- [WORK TO BE COMPLETED]: Copy the records verbatim from their first line through the line containing "data-point-marker [145, 243, 154, 252]", including both of these lines.

- [STORED DATA]:
★ ★ ★ ★
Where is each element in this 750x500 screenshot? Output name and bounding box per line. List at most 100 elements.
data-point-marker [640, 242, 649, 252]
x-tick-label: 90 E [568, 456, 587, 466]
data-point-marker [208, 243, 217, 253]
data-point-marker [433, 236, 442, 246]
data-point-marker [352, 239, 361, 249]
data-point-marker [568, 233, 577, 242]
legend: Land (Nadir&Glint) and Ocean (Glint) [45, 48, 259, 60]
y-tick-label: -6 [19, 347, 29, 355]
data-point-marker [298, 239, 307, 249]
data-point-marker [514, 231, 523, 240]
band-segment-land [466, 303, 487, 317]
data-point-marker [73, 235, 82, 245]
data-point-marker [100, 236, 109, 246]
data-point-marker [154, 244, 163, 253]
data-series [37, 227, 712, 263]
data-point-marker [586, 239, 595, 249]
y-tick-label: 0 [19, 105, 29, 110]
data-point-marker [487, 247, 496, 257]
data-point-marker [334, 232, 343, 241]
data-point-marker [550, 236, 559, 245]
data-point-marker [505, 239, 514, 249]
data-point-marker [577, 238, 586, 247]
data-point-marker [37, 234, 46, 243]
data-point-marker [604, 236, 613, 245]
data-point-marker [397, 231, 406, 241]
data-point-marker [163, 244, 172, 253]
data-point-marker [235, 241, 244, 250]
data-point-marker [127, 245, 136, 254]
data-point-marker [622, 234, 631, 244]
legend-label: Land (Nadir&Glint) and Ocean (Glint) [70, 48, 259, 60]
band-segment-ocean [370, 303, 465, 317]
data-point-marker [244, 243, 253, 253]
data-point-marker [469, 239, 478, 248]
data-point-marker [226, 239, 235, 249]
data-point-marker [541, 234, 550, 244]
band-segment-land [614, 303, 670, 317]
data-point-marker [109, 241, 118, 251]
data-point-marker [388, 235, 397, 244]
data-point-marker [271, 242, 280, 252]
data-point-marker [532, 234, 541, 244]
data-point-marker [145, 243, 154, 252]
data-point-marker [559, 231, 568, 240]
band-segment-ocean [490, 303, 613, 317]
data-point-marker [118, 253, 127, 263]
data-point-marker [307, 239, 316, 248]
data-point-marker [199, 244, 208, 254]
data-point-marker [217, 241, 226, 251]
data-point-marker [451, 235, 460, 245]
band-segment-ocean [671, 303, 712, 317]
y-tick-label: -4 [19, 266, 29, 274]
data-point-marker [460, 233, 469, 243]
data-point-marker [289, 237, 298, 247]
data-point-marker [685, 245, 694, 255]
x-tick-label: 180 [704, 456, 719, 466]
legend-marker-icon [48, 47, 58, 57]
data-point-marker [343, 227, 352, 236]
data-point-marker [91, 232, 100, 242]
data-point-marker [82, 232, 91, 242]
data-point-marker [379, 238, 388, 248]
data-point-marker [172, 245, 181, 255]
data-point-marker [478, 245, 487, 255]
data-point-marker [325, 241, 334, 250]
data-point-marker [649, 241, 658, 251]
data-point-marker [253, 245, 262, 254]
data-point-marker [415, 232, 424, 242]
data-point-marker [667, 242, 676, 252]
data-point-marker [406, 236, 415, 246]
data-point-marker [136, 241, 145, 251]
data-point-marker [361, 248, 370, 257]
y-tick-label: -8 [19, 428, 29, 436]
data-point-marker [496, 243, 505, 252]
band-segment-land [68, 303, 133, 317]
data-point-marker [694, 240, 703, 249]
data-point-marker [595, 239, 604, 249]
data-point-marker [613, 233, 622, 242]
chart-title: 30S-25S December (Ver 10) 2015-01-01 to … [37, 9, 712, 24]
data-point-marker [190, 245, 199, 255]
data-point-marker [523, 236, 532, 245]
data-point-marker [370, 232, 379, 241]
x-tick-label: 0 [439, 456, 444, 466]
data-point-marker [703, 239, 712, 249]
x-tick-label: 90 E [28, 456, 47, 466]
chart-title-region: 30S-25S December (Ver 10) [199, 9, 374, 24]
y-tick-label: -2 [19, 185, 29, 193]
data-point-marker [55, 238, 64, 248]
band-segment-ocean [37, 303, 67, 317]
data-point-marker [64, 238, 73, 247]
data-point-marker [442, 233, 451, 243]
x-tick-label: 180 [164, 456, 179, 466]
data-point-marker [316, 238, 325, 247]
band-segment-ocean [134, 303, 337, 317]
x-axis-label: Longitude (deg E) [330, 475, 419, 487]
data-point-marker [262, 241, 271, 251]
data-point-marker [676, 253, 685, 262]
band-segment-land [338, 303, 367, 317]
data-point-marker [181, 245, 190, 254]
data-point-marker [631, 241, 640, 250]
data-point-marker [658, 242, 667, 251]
★ ★ ★ ★
- [TASK RESPONSE]:
Where is each element in this 750x500 screenshot? Output name and bounding box per line. List at most 100 elements.
data-point-marker [640, 242, 649, 252]
x-tick-label: 90 E [568, 456, 587, 466]
data-point-marker [208, 243, 217, 253]
data-point-marker [433, 236, 442, 246]
data-point-marker [352, 239, 361, 249]
data-point-marker [568, 233, 577, 242]
legend: Land (Nadir&Glint) and Ocean (Glint) [45, 48, 259, 60]
y-tick-label: -6 [19, 347, 29, 355]
data-point-marker [298, 239, 307, 249]
data-point-marker [514, 231, 523, 240]
band-segment-land [466, 303, 487, 317]
data-point-marker [73, 235, 82, 245]
data-point-marker [100, 236, 109, 246]
data-point-marker [154, 244, 163, 253]
data-series [37, 227, 712, 263]
data-point-marker [586, 239, 595, 249]
y-tick-label: 0 [19, 105, 29, 110]
data-point-marker [487, 247, 496, 257]
data-point-marker [334, 232, 343, 241]
data-point-marker [550, 236, 559, 245]
data-point-marker [505, 239, 514, 249]
data-point-marker [577, 238, 586, 247]
data-point-marker [37, 234, 46, 243]
data-point-marker [604, 236, 613, 245]
data-point-marker [397, 231, 406, 241]
data-point-marker [163, 244, 172, 253]
data-point-marker [235, 241, 244, 250]
data-point-marker [127, 245, 136, 254]
data-point-marker [622, 234, 631, 244]
legend-label: Land (Nadir&Glint) and Ocean (Glint) [70, 48, 259, 60]
band-segment-ocean [370, 303, 465, 317]
data-point-marker [244, 243, 253, 253]
data-point-marker [469, 239, 478, 248]
data-point-marker [226, 239, 235, 249]
data-point-marker [541, 234, 550, 244]
band-segment-land [614, 303, 670, 317]
data-point-marker [109, 241, 118, 251]
data-point-marker [388, 235, 397, 244]
data-point-marker [271, 242, 280, 252]
data-point-marker [532, 234, 541, 244]
data-point-marker [145, 243, 154, 252]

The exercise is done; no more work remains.